>>>>

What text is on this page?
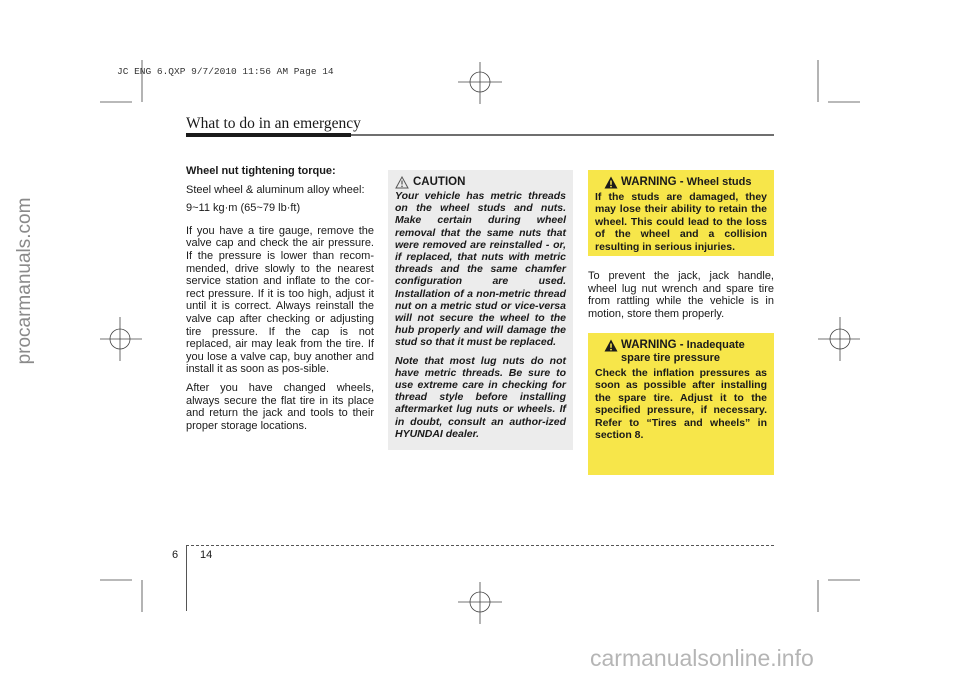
JC ENG 6.QXP 9/7/2010 11:56 AM Page 14
procarmanuals.com
What to do in an emergency

Wheel nut tightening torque:

Steel wheel & aluminum alloy wheel:

9~11 kg·m (65~79 lb·ft)

If you have a tire gauge, remove the valve cap and check the air pressure. If the pressure is lower than recom-mended, drive slowly to the nearest service station and inflate to the cor-rect pressure. If it is too high, adjust it until it is correct. Always reinstall the valve cap after checking or adjusting tire pressure. If the cap is not replaced, air may leak from the tire. If you lose a valve cap, buy another and install it as soon as pos-sible.

After you have changed wheels, always secure the flat tire in its place and return the jack and tools to their proper storage locations.

CAUTION

Your vehicle has metric threads on the wheel studs and nuts. Make certain during wheel removal that the same nuts that were removed are reinstalled - or, if replaced, that nuts with metric threads and the same chamfer configuration are used. Installation of a non-metric thread nut on a metric stud or vice-versa will not secure the wheel to the hub properly and will damage the stud so that it must be replaced.

Note that most lug nuts do not have metric threads. Be sure to use extreme care in checking for thread style before installing aftermarket lug nuts or wheels. If in doubt, consult an author-ized HYUNDAI dealer.

WARNING - Wheel studs

If the studs are damaged, they may lose their ability to retain the wheel. This could lead to the loss of the wheel and a collision resulting in serious injuries.

To prevent the jack, jack handle, wheel lug nut wrench and spare tire from rattling while the vehicle is in motion, store them properly.
WARNING - Inadequate
spare tire pressure

Check the inflation pressures as soon as possible after installing the spare tire. Adjust it to the specified pressure, if necessary. Refer to “Tires and wheels” in section 8.

6 14
carmanualsonline.info
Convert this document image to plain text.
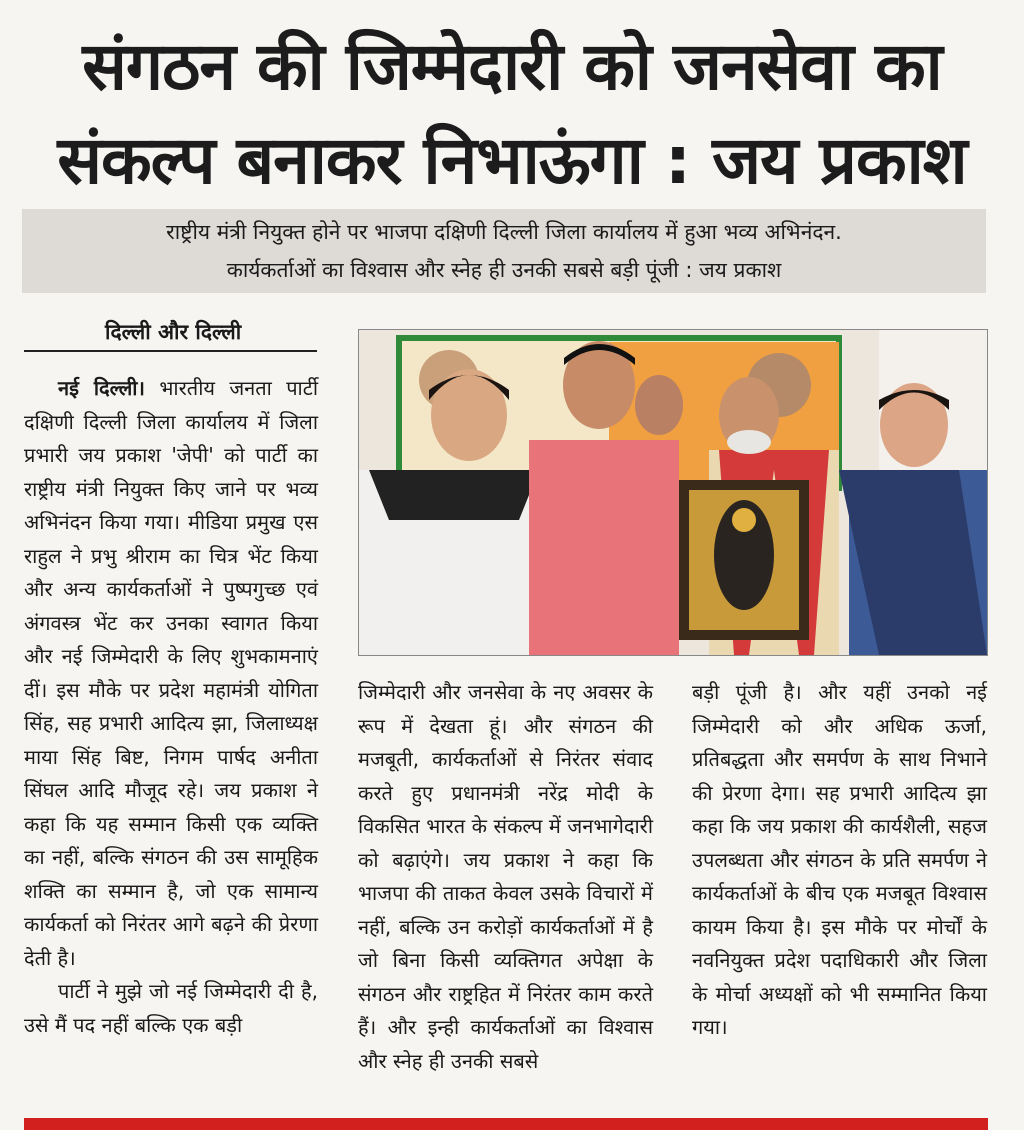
संगठन की जिम्मेदारी को जनसेवा का
संकल्प बनाकर निभाऊंगा : जय प्रकाश
राष्ट्रीय मंत्री नियुक्त होने पर भाजपा दक्षिणी दिल्ली जिला कार्यालय में हुआ भव्य अभिनंदन.
कार्यकर्ताओं का विश्वास और स्नेह ही उनकी सबसे बड़ी पूंजी : जय प्रकाश
दिल्ली और दिल्ली

नई दिल्ली। भारतीय जनता पार्टी दक्षिणी दिल्ली जिला कार्यालय में जिला प्रभारी जय प्रकाश 'जेपी' को पार्टी का राष्ट्रीय मंत्री नियुक्त किए जाने पर भव्य अभिनंदन किया गया। मीडिया प्रमुख एस राहुल ने प्रभु श्रीराम का चित्र भेंट किया और अन्य कार्यकर्ताओं ने पुष्पगुच्छ एवं अंगवस्त्र भेंट कर उनका स्वागत किया और नई जिम्मेदारी के लिए शुभकामनाएं दीं। इस मौके पर प्रदेश महामंत्री योगिता सिंह, सह प्रभारी आदित्य झा, जिलाध्यक्ष माया सिंह बिष्ट, निगम पार्षद अनीता सिंघल आदि मौजूद रहे। जय प्रकाश ने कहा कि यह सम्मान किसी एक व्यक्ति का नहीं, बल्कि संगठन की उस सामूहिक शक्ति का सम्मान है, जो एक सामान्य कार्यकर्ता को निरंतर आगे बढ़ने की प्रेरणा देती है।

पार्टी ने मुझे जो नई जिम्मेदारी दी है, उसे मैं पद नहीं बल्कि एक बड़ी

जिम्मेदारी और जनसेवा के नए अवसर के रूप में देखता हूं। और संगठन की मजबूती, कार्यकर्ताओं से निरंतर संवाद करते हुए प्रधानमंत्री नरेंद्र मोदी के विकसित भारत के संकल्प में जनभागेदारी को बढ़ाएंगे। जय प्रकाश ने कहा कि भाजपा की ताकत केवल उसके विचारों में नहीं, बल्कि उन करोड़ों कार्यकर्ताओं में है जो बिना किसी व्यक्तिगत अपेक्षा के संगठन और राष्ट्रहित में निरंतर काम करते हैं। और इन्ही कार्यकर्ताओं का विश्वास और स्नेह ही उनकी सबसे
बड़ी पूंजी है। और यहीं उनको नई जिम्मेदारी को और अधिक ऊर्जा, प्रतिबद्धता और समर्पण के साथ निभाने की प्रेरणा देगा। सह प्रभारी आदित्य झा कहा कि जय प्रकाश की कार्यशैली, सहज उपलब्धता और संगठन के प्रति समर्पण ने कार्यकर्ताओं के बीच एक मजबूत विश्वास कायम किया है। इस मौके पर मोर्चों के नवनियुक्त प्रदेश पदाधिकारी और जिला के मोर्चा अध्यक्षों को भी सम्मानित किया गया।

<<<<

**Exercise aim:**
Print all of the entries word for word. Skip any images they contain.

**Result:**
What text is on this page?
JC ENG 6.QXP 9/7/2010 11:56 AM Page 14
procarmanuals.com
What to do in an emergency

Wheel nut tightening torque:

Steel wheel & aluminum alloy wheel:

9~11 kg·m (65~79 lb·ft)

If you have a tire gauge, remove the valve cap and check the air pressure. If the pressure is lower than recom-mended, drive slowly to the nearest service station and inflate to the cor-rect pressure. If it is too high, adjust it until it is correct. Always reinstall the valve cap after checking or adjusting tire pressure. If the cap is not replaced, air may leak from the tire. If you lose a valve cap, buy another and install it as soon as pos-sible.

After you have changed wheels, always secure the flat tire in its place and return the jack and tools to their proper storage locations.

CAUTION

Your vehicle has metric threads on the wheel studs and nuts. Make certain during wheel removal that the same nuts that were removed are reinstalled - or, if replaced, that nuts with metric threads and the same chamfer configuration are used. Installation of a non-metric thread nut on a metric stud or vice-versa will not secure the wheel to the hub properly and will damage the stud so that it must be replaced.

Note that most lug nuts do not have metric threads. Be sure to use extreme care in checking for thread style before installing aftermarket lug nuts or wheels. If in doubt, consult an author-ized HYUNDAI dealer.

WARNING - Wheel studs

If the studs are damaged, they may lose their ability to retain the wheel. This could lead to the loss of the wheel and a collision resulting in serious injuries.

To prevent the jack, jack handle, wheel lug nut wrench and spare tire from rattling while the vehicle is in motion, store them properly.
WARNING - Inadequate
spare tire pressure

Check the inflation pressures as soon as possible after installing the spare tire. Adjust it to the specified pressure, if necessary. Refer to “Tires and wheels” in section 8.

6 14
carmanualsonline.info
Convert this document image to plain text.
संगठन की जिम्मेदारी को जनसेवा का
संकल्प बनाकर निभाऊंगा : जय प्रकाश
राष्ट्रीय मंत्री नियुक्त होने पर भाजपा दक्षिणी दिल्ली जिला कार्यालय में हुआ भव्य अभिनंदन.
कार्यकर्ताओं का विश्वास और स्नेह ही उनकी सबसे बड़ी पूंजी : जय प्रकाश
दिल्ली और दिल्ली

नई दिल्ली। भारतीय जनता पार्टी दक्षिणी दिल्ली जिला कार्यालय में जिला प्रभारी जय प्रकाश 'जेपी' को पार्टी का राष्ट्रीय मंत्री नियुक्त किए जाने पर भव्य अभिनंदन किया गया। मीडिया प्रमुख एस राहुल ने प्रभु श्रीराम का चित्र भेंट किया और अन्य कार्यकर्ताओं ने पुष्पगुच्छ एवं अंगवस्त्र भेंट कर उनका स्वागत किया और नई जिम्मेदारी के लिए शुभकामनाएं दीं। इस मौके पर प्रदेश महामंत्री योगिता सिंह, सह प्रभारी आदित्य झा, जिलाध्यक्ष माया सिंह बिष्ट, निगम पार्षद अनीता सिंघल आदि मौजूद रहे। जय प्रकाश ने कहा कि यह सम्मान किसी एक व्यक्ति का नहीं, बल्कि संगठन की उस सामूहिक शक्ति का सम्मान है, जो एक सामान्य कार्यकर्ता को निरंतर आगे बढ़ने की प्रेरणा देती है।

पार्टी ने मुझे जो नई जिम्मेदारी दी है, उसे मैं पद नहीं बल्कि एक बड़ी

जिम्मेदारी और जनसेवा के नए अवसर के रूप में देखता हूं। और संगठन की मजबूती, कार्यकर्ताओं से निरंतर संवाद करते हुए प्रधानमंत्री नरेंद्र मोदी के विकसित भारत के संकल्प में जनभागेदारी को बढ़ाएंगे। जय प्रकाश ने कहा कि भाजपा की ताकत केवल उसके विचारों में नहीं, बल्कि उन करोड़ों कार्यकर्ताओं में है जो बिना किसी व्यक्तिगत अपेक्षा के संगठन और राष्ट्रहित में निरंतर काम करते हैं। और इन्ही कार्यकर्ताओं का विश्वास और स्नेह ही उनकी सबसे
बड़ी पूंजी है। और यहीं उनको नई जिम्मेदारी को और अधिक ऊर्जा, प्रतिबद्धता और समर्पण के साथ निभाने की प्रेरणा देगा। सह प्रभारी आदित्य झा कहा कि जय प्रकाश की कार्यशैली, सहज उपलब्धता और संगठन के प्रति समर्पण ने कार्यकर्ताओं के बीच एक मजबूत विश्वास कायम किया है। इस मौके पर मोर्चों के नवनियुक्त प्रदेश पदाधिकारी और जिला के मोर्चा अध्यक्षों को भी सम्मानित किया गया।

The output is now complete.